Solution: Simplified dosing criteria:\nWeight: 85 kg (>=70 kg category)\nHemoglobin: 9.2 g/dL (<10 g/dL category)\nSimplified dose: 1,500 mg total\nFerric carboxymaltose: 2 sessions of 750 mg\nFerumoxytol: 3 sessions of 510 mg (1,530 mg total)\nIron dextran: 1 total dose infusion
Result: Simplified dose: 1,500 mg - Administer as 2 ferric carboxymaltose infusions or single iron dextran TDI
Frequently Asked Questions
What is the Ganzoni formula for calculating iron deficit?
The Ganzoni formula is the traditional and most widely used method for calculating total body iron deficit in patients with iron deficiency anemia. The formula is: Iron deficit (mg) = Body weight (kg) x (Target Hb - Actual Hb) (g/dL) x 2.4 + Iron stores (mg). The factor 2.4 is derived from the product of blood volume as a proportion of body weight (0.07 or 7%), the iron content of hemoglobin (0.0034 or 3.4 mg iron per gram of hemoglobin), and a unit conversion factor (1000). The iron stores component typically uses 500 mg for adults weighing more than 35 kg. This formula provides an individualized estimate that accounts for both the hemoglobin deficit and the need to replenish depleted iron stores.
What are the common intravenous iron formulations available?
Several intravenous iron formulations are available, each with different dosing schedules, administration rates, and safety profiles. Iron sucrose (Venofer) is administered in 200 mg doses over 15 minutes, requiring multiple sessions for full repletion. Ferric carboxymaltose (Injectafer) allows up to 750 mg per infusion in the US (1000 mg in Europe), often requiring only 1-2 sessions. Low-molecular-weight iron dextran (INFeD, CosmoFer) can deliver the total calculated dose in a single infusion over several hours. Ferumoxytol (Feraheme) is given as 510 mg infusions over 15 minutes, typically requiring 2-3 sessions. Ferric derisomaltose (Monoferric) can deliver up to 20 mg/kg in a single infusion. The choice depends on institutional availability, cost, patient convenience, and safety considerations.
When should intravenous iron be preferred over oral iron supplementation?

+-------+

#### Work order 1
According to the iron dosing FAQ, what amount of iron stores does the Ganzoni formula typically use for adults weighing more than 35 kg?
#### Work order 2
Continue the FAQ on intravenous iron dosing from the point where it ends.

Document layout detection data
+-------+

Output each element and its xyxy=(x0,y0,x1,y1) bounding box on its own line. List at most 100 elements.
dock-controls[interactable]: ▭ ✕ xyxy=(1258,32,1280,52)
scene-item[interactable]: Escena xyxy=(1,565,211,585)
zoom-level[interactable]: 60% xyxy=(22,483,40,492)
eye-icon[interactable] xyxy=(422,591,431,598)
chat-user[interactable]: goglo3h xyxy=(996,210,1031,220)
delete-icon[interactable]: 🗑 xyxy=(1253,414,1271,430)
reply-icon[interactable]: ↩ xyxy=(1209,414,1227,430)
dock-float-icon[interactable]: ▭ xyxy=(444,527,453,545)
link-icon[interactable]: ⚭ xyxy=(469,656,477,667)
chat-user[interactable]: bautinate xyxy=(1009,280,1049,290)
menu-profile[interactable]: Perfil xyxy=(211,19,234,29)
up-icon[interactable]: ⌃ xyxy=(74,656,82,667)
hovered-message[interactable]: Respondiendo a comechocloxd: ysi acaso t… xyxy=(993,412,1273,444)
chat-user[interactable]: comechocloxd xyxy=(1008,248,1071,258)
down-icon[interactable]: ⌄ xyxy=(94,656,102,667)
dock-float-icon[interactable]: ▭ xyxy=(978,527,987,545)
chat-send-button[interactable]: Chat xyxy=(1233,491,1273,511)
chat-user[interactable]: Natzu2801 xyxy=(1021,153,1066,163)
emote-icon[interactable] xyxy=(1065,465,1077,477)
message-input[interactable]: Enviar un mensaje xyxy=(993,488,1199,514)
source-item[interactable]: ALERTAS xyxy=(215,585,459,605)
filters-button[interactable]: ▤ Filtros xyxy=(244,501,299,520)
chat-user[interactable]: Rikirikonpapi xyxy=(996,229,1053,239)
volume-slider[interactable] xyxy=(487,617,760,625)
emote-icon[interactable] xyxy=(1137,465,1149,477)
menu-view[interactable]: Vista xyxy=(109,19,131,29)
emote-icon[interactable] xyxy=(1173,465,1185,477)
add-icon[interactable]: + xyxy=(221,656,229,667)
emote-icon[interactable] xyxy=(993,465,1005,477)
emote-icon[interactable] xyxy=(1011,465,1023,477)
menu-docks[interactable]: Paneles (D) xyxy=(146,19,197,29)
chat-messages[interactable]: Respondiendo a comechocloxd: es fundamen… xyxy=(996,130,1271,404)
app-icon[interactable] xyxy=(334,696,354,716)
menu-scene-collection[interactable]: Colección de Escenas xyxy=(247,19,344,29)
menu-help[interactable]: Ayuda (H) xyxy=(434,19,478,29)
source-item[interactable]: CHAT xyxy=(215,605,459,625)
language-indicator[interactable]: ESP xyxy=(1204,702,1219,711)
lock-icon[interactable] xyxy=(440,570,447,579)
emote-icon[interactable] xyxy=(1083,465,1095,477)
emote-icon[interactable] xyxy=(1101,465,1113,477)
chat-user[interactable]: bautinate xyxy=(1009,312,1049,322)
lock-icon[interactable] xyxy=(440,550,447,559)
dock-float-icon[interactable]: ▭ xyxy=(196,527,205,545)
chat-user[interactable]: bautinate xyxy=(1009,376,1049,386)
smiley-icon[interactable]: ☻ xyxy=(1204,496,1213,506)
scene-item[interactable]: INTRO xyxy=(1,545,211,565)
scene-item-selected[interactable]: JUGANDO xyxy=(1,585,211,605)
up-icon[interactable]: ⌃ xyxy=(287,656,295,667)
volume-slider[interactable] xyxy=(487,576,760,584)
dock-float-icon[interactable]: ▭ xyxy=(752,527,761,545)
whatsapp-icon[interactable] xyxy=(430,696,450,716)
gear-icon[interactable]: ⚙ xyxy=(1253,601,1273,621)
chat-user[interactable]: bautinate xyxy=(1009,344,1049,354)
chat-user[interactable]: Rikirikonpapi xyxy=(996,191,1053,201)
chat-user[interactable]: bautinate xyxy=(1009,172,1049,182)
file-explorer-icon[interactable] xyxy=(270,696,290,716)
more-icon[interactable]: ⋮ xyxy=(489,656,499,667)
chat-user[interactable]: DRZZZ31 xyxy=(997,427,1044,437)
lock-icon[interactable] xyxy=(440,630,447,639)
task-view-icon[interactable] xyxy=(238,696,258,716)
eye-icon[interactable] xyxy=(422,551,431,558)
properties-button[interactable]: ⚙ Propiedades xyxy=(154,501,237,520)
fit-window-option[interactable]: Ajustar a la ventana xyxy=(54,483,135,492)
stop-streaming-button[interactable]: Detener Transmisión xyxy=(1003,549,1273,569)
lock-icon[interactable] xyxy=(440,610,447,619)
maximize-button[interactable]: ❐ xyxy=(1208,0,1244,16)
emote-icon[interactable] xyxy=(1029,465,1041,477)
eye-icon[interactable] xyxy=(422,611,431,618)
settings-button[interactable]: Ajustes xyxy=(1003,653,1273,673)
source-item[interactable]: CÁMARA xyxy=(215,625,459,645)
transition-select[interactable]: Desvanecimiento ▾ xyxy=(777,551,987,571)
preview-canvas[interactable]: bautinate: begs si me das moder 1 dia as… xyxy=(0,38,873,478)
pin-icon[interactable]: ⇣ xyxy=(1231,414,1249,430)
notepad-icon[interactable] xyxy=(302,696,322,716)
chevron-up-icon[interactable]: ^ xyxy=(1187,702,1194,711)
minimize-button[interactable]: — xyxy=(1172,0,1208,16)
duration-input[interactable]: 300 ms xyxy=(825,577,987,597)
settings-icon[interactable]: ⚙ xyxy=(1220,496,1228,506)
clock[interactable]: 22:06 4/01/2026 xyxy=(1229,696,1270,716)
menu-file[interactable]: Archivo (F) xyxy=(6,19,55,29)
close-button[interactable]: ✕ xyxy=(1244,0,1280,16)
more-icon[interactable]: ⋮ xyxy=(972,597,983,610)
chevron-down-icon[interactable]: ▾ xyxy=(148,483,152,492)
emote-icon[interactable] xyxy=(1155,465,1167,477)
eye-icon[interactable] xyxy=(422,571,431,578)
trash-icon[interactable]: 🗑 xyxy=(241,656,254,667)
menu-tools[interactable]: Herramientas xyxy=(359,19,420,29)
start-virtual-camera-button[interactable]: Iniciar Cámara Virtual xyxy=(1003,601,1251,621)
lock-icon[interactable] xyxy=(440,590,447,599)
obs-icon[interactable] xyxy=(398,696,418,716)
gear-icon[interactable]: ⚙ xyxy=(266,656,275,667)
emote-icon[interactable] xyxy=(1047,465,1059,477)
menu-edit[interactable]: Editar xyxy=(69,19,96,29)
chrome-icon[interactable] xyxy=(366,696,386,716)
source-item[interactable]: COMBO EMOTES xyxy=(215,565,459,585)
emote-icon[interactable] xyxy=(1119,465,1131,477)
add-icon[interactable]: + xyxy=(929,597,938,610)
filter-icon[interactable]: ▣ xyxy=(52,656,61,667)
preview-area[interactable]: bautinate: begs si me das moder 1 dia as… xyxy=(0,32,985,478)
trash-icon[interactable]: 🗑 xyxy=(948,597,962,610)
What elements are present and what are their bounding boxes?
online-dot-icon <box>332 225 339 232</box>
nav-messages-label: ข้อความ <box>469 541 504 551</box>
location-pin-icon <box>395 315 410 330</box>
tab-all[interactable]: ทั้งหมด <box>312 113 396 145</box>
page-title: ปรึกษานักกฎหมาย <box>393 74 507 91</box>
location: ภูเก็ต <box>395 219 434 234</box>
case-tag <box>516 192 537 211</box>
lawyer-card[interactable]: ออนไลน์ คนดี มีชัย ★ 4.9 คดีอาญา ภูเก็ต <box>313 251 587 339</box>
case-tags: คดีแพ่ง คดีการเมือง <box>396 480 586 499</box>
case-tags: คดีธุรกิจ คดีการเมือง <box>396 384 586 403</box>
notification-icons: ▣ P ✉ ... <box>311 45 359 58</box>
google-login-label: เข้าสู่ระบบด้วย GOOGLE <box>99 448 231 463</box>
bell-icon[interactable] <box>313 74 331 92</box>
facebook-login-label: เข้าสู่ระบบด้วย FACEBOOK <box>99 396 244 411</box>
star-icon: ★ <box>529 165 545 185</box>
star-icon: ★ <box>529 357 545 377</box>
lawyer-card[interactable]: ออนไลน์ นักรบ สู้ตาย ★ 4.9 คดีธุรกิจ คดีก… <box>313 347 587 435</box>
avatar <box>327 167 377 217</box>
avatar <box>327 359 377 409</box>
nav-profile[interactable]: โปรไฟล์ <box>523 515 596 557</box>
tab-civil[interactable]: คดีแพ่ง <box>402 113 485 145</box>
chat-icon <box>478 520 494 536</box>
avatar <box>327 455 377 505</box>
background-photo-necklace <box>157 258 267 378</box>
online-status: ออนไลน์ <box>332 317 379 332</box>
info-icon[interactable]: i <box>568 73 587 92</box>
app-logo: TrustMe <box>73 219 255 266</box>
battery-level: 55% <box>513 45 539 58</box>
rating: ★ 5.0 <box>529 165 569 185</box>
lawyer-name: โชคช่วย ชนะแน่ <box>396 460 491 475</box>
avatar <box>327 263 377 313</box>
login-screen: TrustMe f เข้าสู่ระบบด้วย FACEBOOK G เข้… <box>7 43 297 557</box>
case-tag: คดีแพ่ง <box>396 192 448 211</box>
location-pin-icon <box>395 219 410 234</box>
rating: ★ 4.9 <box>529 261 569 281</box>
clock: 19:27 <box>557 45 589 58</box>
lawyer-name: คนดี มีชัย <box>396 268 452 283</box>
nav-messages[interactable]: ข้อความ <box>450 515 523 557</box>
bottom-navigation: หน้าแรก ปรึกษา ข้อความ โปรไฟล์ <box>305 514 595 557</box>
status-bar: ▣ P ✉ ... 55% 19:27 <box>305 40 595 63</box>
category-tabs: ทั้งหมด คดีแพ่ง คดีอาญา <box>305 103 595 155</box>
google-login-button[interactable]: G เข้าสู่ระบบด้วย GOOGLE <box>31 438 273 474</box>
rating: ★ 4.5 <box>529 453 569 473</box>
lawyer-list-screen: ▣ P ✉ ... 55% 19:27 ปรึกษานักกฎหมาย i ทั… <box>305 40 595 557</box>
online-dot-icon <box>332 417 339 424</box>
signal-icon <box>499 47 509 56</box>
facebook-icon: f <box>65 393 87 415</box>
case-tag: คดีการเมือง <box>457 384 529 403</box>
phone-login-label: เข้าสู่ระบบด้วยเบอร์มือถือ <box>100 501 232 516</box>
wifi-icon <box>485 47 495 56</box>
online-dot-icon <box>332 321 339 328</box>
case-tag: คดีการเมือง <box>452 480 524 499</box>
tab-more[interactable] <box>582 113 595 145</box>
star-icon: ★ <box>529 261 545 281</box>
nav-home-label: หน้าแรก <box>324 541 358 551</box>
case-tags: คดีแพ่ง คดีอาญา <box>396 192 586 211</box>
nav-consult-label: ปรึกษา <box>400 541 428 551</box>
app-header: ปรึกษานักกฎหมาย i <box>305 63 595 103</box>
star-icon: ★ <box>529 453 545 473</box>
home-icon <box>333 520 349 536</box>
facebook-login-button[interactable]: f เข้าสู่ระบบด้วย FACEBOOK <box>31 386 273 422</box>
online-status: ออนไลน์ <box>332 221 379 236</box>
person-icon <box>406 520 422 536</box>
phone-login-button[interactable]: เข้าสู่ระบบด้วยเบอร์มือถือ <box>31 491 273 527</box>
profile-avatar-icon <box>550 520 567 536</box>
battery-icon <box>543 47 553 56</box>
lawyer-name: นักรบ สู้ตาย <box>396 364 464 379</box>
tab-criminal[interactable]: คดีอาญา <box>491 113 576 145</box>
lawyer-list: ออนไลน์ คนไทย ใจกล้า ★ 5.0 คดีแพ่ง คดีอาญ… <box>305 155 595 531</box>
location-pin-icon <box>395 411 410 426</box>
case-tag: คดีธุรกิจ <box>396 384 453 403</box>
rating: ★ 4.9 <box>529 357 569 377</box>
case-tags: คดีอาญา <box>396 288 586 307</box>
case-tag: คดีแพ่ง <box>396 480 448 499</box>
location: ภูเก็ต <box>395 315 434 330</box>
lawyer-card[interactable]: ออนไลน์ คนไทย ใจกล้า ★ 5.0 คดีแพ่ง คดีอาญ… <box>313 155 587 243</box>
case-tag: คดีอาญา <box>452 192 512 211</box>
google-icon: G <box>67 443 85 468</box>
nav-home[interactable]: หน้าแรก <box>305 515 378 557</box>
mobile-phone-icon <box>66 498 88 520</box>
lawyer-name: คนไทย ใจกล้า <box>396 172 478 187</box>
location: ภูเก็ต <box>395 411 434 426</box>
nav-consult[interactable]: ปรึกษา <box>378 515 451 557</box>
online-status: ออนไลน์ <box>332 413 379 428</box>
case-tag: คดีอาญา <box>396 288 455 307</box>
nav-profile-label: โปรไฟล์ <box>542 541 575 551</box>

+-------+

#### Task result 1
500 mg

#### Task result 2
Intravenous iron is preferred over oral iron in several clinical scenarios where oral iron is insufficient, poorly tolerated, or clinically inappropriate. These include intolerance or non-compliance with oral iron (gastrointestinal side effects affect 30-50% of patients), malabsorption conditions such as celiac disease, inflammatory bowel disease, or post-bariatric surgery, chronic kidney disease especially in patients on dialysis, ongoing blood loss exceeding the absorption capacity of oral iron, severe iron deficiency anemia requiring rapid correction (hemoglobin below 7 g/dL), the second and third trimesters of pregnancy with significant anemia, and patients requiring erythropoiesis-stimulating agents who need adequate iron to support red blood cell production. IV iron achieves target hemoglobin levels faster than oral supplementation.
What laboratory tests confirm iron deficiency anemia?
The diagnosis of iron deficiency anemia requires a combination of laboratory tests that demonstrate both anemia and depleted iron stores. The complete blood count shows low hemoglobin and hematocrit, with microcytic (low MCV) and hypochromic (low MCH/MCHC) red blood cells. The red cell distribution width (RDW) is typically elevated, reflecting anisocytosis. Serum ferritin is the most specific test for iron stores, with levels below 30 ng/mL confirming iron deficiency (below 100 ng/mL in chronic kidney disease or inflammation). Serum iron is decreased while total iron-binding capacity (TIBC) is increased, resulting in a low transferrin saturation (below 20%). Soluble transferrin receptor levels are elevated. The reticulocyte hemoglobin content (CHr) below 28 pg is an early marker. The peripheral smear may show target cells, elliptocytes, and pencil cells.
What are the potential side effects and risks of intravenous iron?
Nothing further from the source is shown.